§ **GIVEN INSTRUCTION**: Please rewrite the material below, swapping every "x-tick-label" for "x-axis-label" and keeping everything else the same. Omit the pictures from your answer.

§ **RECORDS FOR PROCESSING**:
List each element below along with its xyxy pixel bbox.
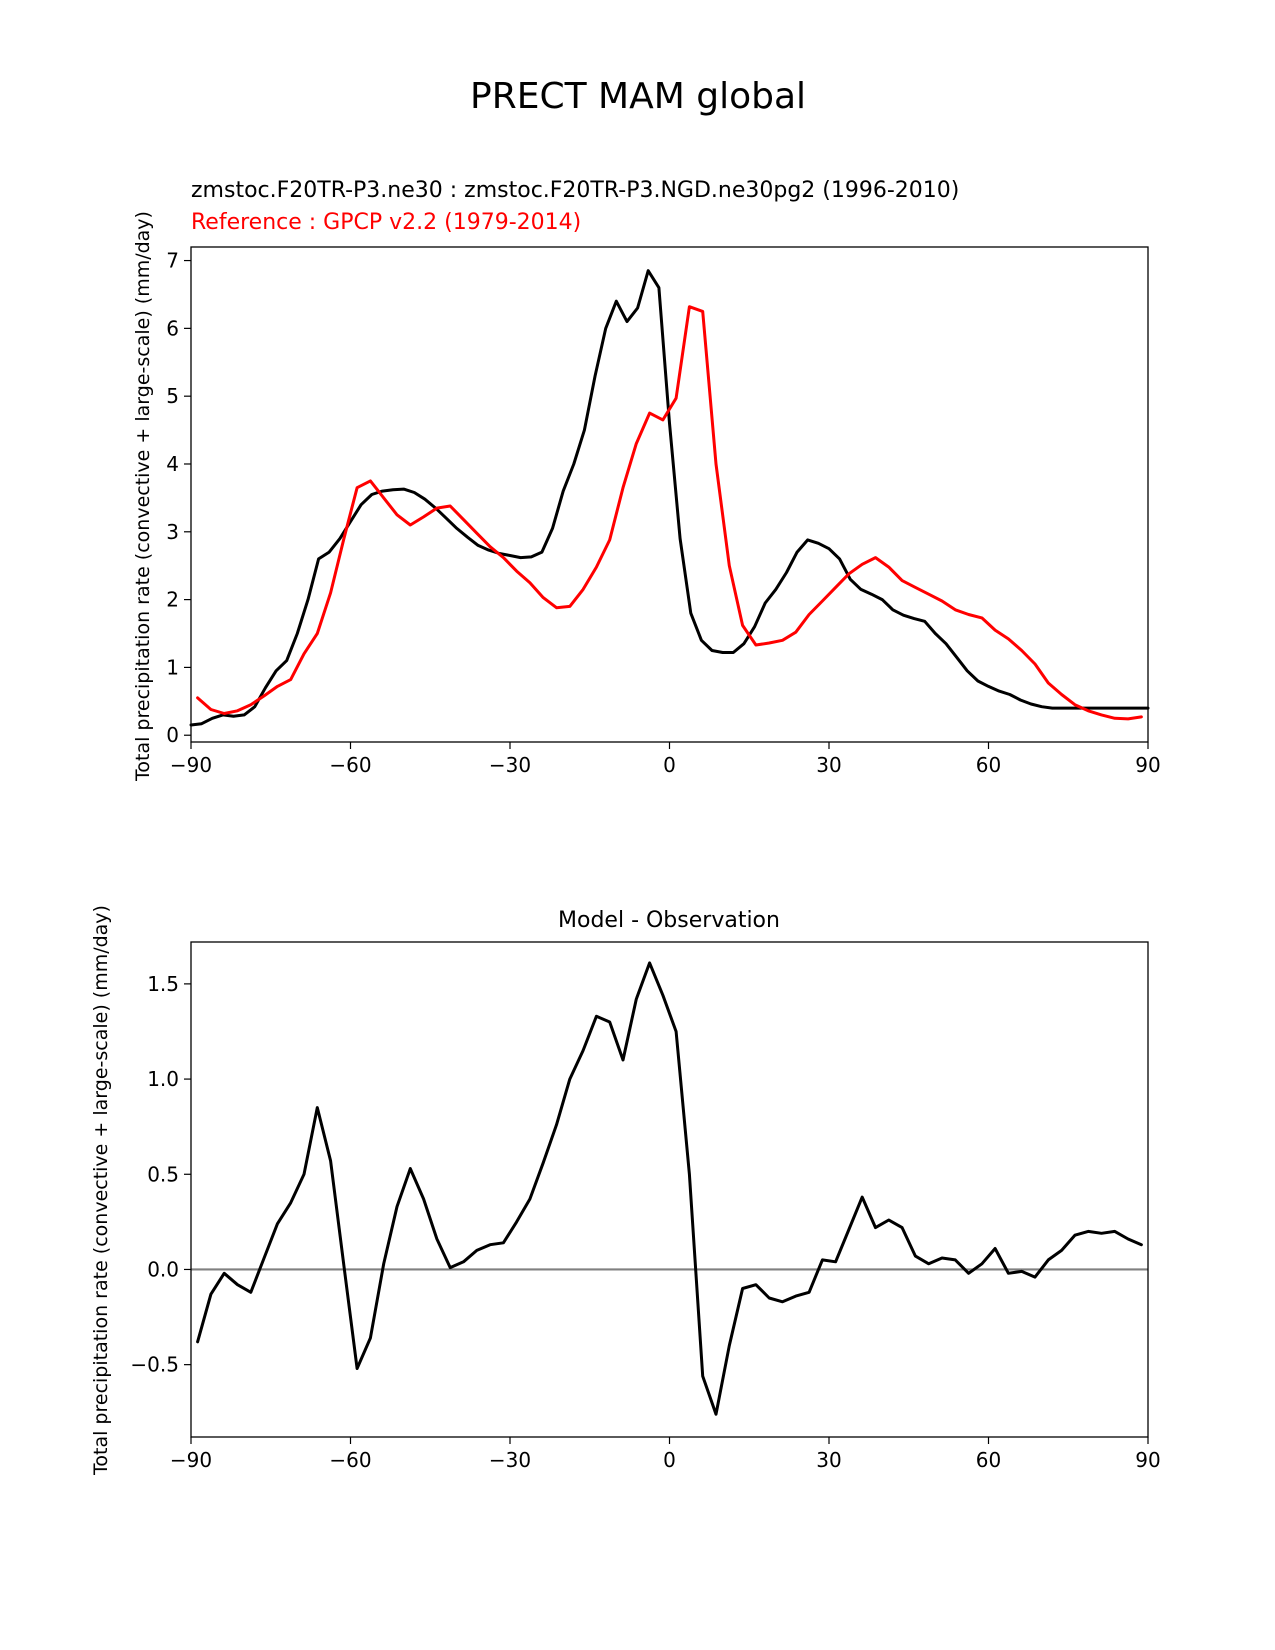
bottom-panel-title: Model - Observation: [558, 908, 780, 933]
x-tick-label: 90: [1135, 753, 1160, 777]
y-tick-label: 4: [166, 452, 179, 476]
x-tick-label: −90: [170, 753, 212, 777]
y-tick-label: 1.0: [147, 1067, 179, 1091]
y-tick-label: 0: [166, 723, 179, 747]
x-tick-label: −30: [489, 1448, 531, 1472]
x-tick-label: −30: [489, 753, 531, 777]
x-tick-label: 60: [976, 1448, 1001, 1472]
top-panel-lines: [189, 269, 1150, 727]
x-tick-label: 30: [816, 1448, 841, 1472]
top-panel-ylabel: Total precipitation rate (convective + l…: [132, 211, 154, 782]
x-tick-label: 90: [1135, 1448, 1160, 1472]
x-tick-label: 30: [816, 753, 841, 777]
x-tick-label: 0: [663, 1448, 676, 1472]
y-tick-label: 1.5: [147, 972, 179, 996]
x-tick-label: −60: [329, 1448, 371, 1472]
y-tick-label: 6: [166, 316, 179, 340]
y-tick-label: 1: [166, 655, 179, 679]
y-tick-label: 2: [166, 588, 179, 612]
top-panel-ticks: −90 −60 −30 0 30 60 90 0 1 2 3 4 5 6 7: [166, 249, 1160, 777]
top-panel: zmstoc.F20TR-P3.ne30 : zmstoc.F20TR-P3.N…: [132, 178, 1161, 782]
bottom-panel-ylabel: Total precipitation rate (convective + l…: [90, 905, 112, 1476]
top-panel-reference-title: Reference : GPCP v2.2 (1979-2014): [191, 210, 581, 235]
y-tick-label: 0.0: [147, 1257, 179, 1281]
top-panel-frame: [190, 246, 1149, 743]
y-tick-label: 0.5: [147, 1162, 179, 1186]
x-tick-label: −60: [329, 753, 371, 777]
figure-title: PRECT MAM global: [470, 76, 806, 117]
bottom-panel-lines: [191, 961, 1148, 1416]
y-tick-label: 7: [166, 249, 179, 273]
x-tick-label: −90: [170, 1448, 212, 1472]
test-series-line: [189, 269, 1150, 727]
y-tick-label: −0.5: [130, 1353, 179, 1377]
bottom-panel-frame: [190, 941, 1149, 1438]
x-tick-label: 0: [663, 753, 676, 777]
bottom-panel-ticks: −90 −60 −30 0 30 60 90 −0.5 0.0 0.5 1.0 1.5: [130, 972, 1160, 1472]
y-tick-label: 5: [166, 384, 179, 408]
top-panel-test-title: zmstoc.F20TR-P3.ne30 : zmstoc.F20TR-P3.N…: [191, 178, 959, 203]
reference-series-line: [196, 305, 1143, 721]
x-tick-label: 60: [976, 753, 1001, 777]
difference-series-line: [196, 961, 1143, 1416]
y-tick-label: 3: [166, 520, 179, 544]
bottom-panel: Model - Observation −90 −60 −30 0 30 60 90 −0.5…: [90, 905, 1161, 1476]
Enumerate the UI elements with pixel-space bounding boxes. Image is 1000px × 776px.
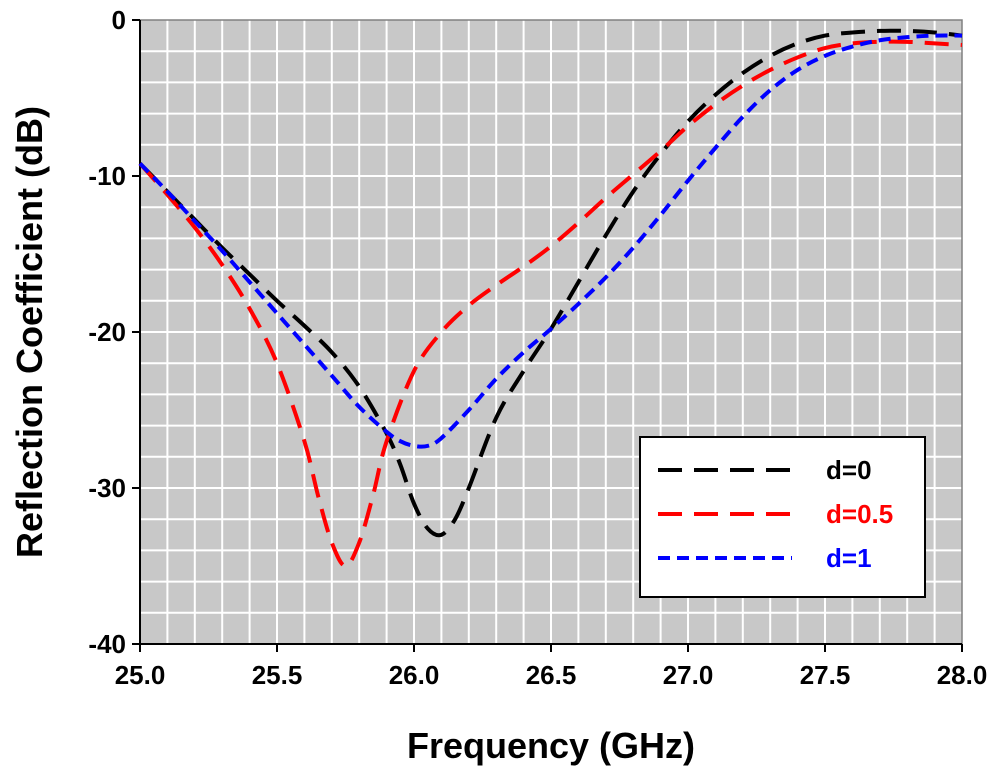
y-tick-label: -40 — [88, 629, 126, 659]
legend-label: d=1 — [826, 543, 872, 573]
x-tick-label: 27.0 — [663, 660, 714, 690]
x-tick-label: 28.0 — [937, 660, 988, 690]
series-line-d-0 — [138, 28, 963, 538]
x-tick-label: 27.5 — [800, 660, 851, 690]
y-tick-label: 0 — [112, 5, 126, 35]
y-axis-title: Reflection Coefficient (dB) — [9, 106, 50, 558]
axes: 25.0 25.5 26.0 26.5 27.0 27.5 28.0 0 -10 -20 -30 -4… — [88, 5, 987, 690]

§ **SOLUTION BELOW**:
List each element below along with its xyxy pixel bbox.
bottom-panel-title: Model - Observation: [558, 908, 780, 933]
x-axis-label: 90: [1135, 753, 1160, 777]
y-tick-label: 4: [166, 452, 179, 476]
x-axis-label: −90: [170, 753, 212, 777]
y-tick-label: 1.0: [147, 1067, 179, 1091]
y-tick-label: 0: [166, 723, 179, 747]
x-axis-label: −30: [489, 1448, 531, 1472]
x-axis-label: −30: [489, 753, 531, 777]
x-axis-label: 60: [976, 1448, 1001, 1472]
top-panel-lines: [189, 269, 1150, 727]
x-axis-label: 30: [816, 1448, 841, 1472]
top-panel-ylabel: Total precipitation rate (convective + l…: [132, 211, 154, 782]
x-axis-label: 90: [1135, 1448, 1160, 1472]
x-axis-label: 30: [816, 753, 841, 777]
x-axis-label: 0: [663, 1448, 676, 1472]
y-tick-label: 1.5: [147, 972, 179, 996]
x-axis-label: −60: [329, 1448, 371, 1472]
y-tick-label: 6: [166, 316, 179, 340]
y-tick-label: 1: [166, 655, 179, 679]
y-tick-label: 2: [166, 588, 179, 612]
top-panel-ticks: −90 −60 −30 0 30 60 90 0 1 2 3 4 5 6 7: [166, 249, 1160, 777]
top-panel: zmstoc.F20TR-P3.ne30 : zmstoc.F20TR-P3.N…: [132, 178, 1161, 782]
bottom-panel-ylabel: Total precipitation rate (convective + l…: [90, 905, 112, 1476]
top-panel-reference-title: Reference : GPCP v2.2 (1979-2014): [191, 210, 581, 235]
y-tick-label: 0.0: [147, 1257, 179, 1281]
top-panel-frame: [190, 246, 1149, 743]
y-tick-label: 0.5: [147, 1162, 179, 1186]
x-axis-label: −60: [329, 753, 371, 777]
figure-title: PRECT MAM global: [470, 76, 806, 117]
bottom-panel-lines: [191, 961, 1148, 1416]
y-tick-label: 7: [166, 249, 179, 273]
x-axis-label: −90: [170, 1448, 212, 1472]
test-series-line: [189, 269, 1150, 727]
y-tick-label: −0.5: [130, 1353, 179, 1377]
bottom-panel-frame: [190, 941, 1149, 1438]
x-axis-label: 0: [663, 753, 676, 777]
bottom-panel-ticks: −90 −60 −30 0 30 60 90 −0.5 0.0 0.5 1.0 1.5: [130, 972, 1160, 1472]
y-tick-label: 5: [166, 384, 179, 408]
top-panel-test-title: zmstoc.F20TR-P3.ne30 : zmstoc.F20TR-P3.N…: [191, 178, 959, 203]
reference-series-line: [196, 305, 1143, 721]
x-axis-label: 60: [976, 753, 1001, 777]
difference-series-line: [196, 961, 1143, 1416]
y-tick-label: 3: [166, 520, 179, 544]
bottom-panel: Model - Observation −90 −60 −30 0 30 60 90 −0.5…: [90, 905, 1161, 1476]
Enumerate the UI elements with pixel-space bounding boxes. Image is 1000px × 776px.
y-tick-label: -40 — [88, 629, 126, 659]
legend-label: d=1 — [826, 543, 872, 573]
x-axis-label: 27.0 — [663, 660, 714, 690]
x-axis-label: 28.0 — [937, 660, 988, 690]
series-line-d-0 — [138, 28, 963, 538]
x-axis-label: 27.5 — [800, 660, 851, 690]
y-tick-label: 0 — [112, 5, 126, 35]
y-axis-title: Reflection Coefficient (dB) — [9, 106, 50, 558]
axes: 25.0 25.5 26.0 26.5 27.0 27.5 28.0 0 -10 -20 -30 -4… — [88, 5, 987, 690]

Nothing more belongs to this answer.